Given request – For this exercise, repeat all of the material verbatim apart from its images.

** begin **

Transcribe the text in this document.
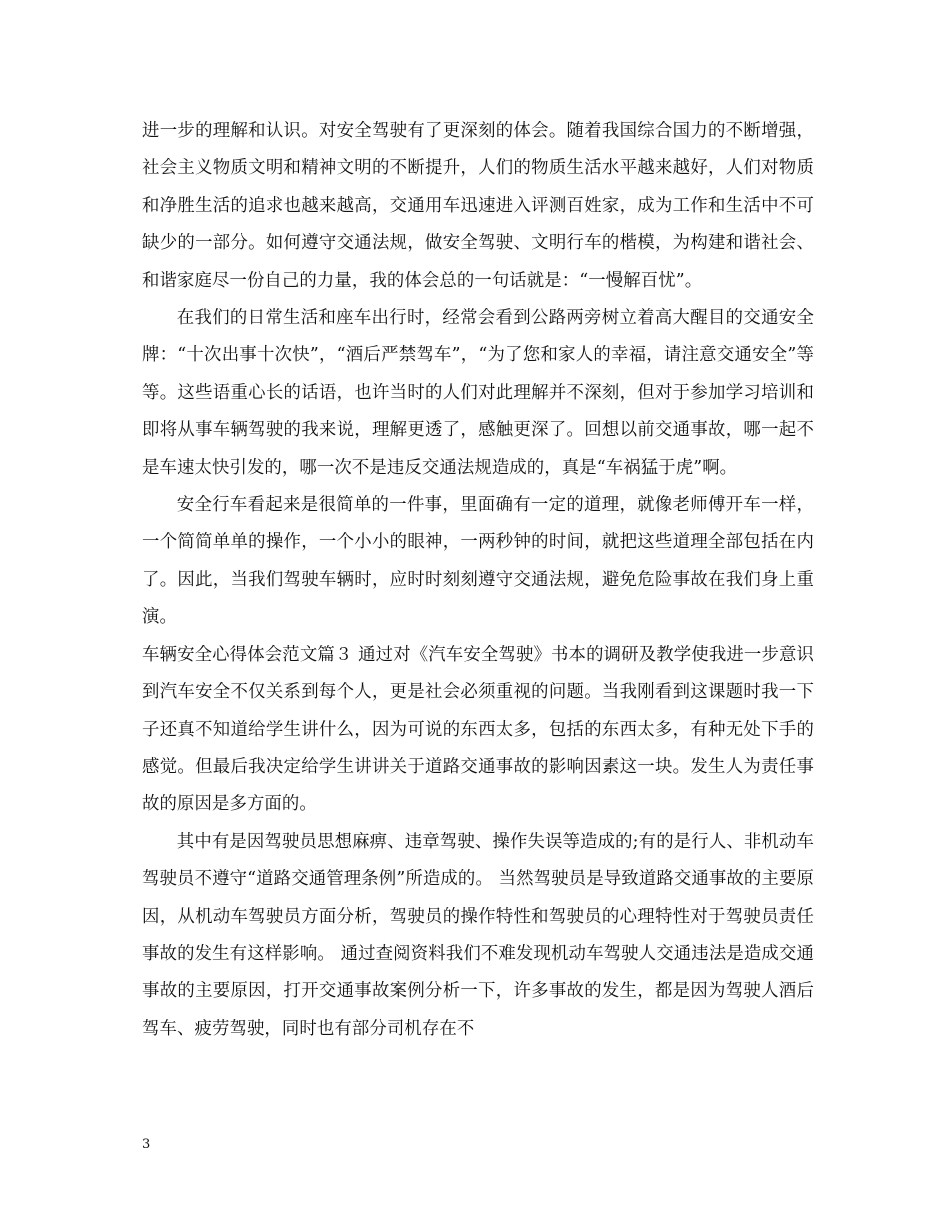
进一步的理解和认识。对安全驾驶有了更深刻的体会。随着我国综合国力的不断增强，社会主义物质文明和精神文明的不断提升，人们的物质生活水平越来越好，人们对物质和净胜生活的追求也越来越高，交通用车迅速进入评测百姓家，成为工作和生活中不可缺少的一部分。如何遵守交通法规，做安全驾驶、文明行车的楷模，为构建和谐社会、和谐家庭尽一份自己的力量，我的体会总的一句话就是：“一慢解百忧”。

在我们的日常生活和座车出行时，经常会看到公路两旁树立着高大醒目的交通安全牌：“十次出事十次快”，“酒后严禁驾车”，“为了您和家人的幸福，请注意交通安全”等等。这些语重心长的话语，也许当时的人们对此理解并不深刻，但对于参加学习培训和即将从事车辆驾驶的我来说，理解更透了，感触更深了。回想以前交通事故，哪一起不是车速太快引发的，哪一次不是违反交通法规造成的，真是“车祸猛于虎”啊。

安全行车看起来是很简单的一件事，里面确有一定的道理，就像老师傅开车一样，一个简简单单的操作，一个小小的眼神，一两秒钟的时间，就把这些道理全部包括在内了。因此，当我们驾驶车辆时，应时时刻刻遵守交通法规，避免危险事故在我们身上重演。

车辆安全心得体会范文篇３ 通过对《汽车安全驾驶》书本的调研及教学使我进一步意识到汽车安全不仅关系到每个人，更是社会必须重视的问题。当我刚看到这课题时我一下子还真不知道给学生讲什么，因为可说的东西太多，包括的东西太多，有种无处下手的感觉。但最后我决定给学生讲讲关于道路交通事故的影响因素这一块。发生人为责任事故的原因是多方面的。

其中有是因驾驶员思想麻痹、违章驾驶、操作失误等造成的;有的是行人、非机动车驾驶员不遵守“道路交通管理条例”所造成的。 当然驾驶员是导致道路交通事故的主要原因，从机动车驾驶员方面分析，驾驶员的操作特性和驾驶员的心理特性对于驾驶员责任事故的发生有这样影响。 通过查阅资料我们不难发现机动车驾驶人交通违法是造成交通事故的主要原因，打开交通事故案例分析一下，许多事故的发生，都是因为驾驶人酒后驾车、疲劳驾驶，同时也有部分司机存在不

3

** end **

Expected answer –
Transcribe the text in this document.
进一步的理解和认识。对安全驾驶有了更深刻的体会。随着我国综合国力的不断增强，社会主义物质文明和精神文明的不断提升，人们的物质生活水平越来越好，人们对物质和净胜生活的追求也越来越高，交通用车迅速进入评测百姓家，成为工作和生活中不可缺少的一部分。如何遵守交通法规，做安全驾驶、文明行车的楷模，为构建和谐社会、和谐家庭尽一份自己的力量，我的体会总的一句话就是：“一慢解百忧”。

在我们的日常生活和座车出行时，经常会看到公路两旁树立着高大醒目的交通安全牌：“十次出事十次快”，“酒后严禁驾车”，“为了您和家人的幸福，请注意交通安全”等等。这些语重心长的话语，也许当时的人们对此理解并不深刻，但对于参加学习培训和即将从事车辆驾驶的我来说，理解更透了，感触更深了。回想以前交通事故，哪一起不是车速太快引发的，哪一次不是违反交通法规造成的，真是“车祸猛于虎”啊。

安全行车看起来是很简单的一件事，里面确有一定的道理，就像老师傅开车一样，一个简简单单的操作，一个小小的眼神，一两秒钟的时间，就把这些道理全部包括在内了。因此，当我们驾驶车辆时，应时时刻刻遵守交通法规，避免危险事故在我们身上重演。

车辆安全心得体会范文篇３ 通过对《汽车安全驾驶》书本的调研及教学使我进一步意识到汽车安全不仅关系到每个人，更是社会必须重视的问题。当我刚看到这课题时我一下子还真不知道给学生讲什么，因为可说的东西太多，包括的东西太多，有种无处下手的感觉。但最后我决定给学生讲讲关于道路交通事故的影响因素这一块。发生人为责任事故的原因是多方面的。

其中有是因驾驶员思想麻痹、违章驾驶、操作失误等造成的;有的是行人、非机动车驾驶员不遵守“道路交通管理条例”所造成的。 当然驾驶员是导致道路交通事故的主要原因，从机动车驾驶员方面分析，驾驶员的操作特性和驾驶员的心理特性对于驾驶员责任事故的发生有这样影响。 通过查阅资料我们不难发现机动车驾驶人交通违法是造成交通事故的主要原因，打开交通事故案例分析一下，许多事故的发生，都是因为驾驶人酒后驾车、疲劳驾驶，同时也有部分司机存在不

3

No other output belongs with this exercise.